TASK BRIEF:
Narrow the data below down to the lines containing "this".

[Data entries]
.....

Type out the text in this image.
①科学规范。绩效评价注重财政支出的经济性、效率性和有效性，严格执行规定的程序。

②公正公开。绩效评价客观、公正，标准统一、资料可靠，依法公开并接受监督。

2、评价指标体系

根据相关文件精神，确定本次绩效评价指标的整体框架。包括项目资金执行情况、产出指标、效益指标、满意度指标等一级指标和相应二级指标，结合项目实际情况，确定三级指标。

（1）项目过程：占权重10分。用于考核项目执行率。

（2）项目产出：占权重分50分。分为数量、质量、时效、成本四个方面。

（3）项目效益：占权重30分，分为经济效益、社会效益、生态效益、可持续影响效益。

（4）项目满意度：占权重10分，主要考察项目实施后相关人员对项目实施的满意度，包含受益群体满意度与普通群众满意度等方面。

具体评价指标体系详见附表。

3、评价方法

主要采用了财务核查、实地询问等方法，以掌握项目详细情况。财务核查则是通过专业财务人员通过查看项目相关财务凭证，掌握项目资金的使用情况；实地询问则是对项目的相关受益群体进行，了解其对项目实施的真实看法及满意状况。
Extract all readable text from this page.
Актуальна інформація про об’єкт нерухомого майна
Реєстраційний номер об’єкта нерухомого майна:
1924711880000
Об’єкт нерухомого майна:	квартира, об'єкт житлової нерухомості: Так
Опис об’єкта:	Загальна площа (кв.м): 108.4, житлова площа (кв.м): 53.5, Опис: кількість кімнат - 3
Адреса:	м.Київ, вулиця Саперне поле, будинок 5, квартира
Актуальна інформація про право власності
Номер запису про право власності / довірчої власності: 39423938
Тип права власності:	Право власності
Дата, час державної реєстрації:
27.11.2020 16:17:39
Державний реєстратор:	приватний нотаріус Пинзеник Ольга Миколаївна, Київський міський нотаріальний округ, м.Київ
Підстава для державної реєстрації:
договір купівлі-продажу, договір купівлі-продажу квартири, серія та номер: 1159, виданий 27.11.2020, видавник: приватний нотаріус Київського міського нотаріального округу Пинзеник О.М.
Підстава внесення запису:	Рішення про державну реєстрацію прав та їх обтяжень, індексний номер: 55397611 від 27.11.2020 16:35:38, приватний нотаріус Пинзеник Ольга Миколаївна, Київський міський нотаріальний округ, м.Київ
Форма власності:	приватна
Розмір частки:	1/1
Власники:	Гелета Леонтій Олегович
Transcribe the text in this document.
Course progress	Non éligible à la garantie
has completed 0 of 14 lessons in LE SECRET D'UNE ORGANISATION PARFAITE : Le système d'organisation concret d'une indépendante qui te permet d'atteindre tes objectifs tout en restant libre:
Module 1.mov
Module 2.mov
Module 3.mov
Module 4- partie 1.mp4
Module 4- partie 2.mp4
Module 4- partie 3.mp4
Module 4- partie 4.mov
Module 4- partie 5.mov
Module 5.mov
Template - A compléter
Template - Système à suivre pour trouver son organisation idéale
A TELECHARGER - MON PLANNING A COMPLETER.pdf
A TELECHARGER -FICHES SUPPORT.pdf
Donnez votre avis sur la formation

.....

FINAL ANSWER:
Type out the text in this image.
Extract all readable text from this page.
Transcribe the text in this document.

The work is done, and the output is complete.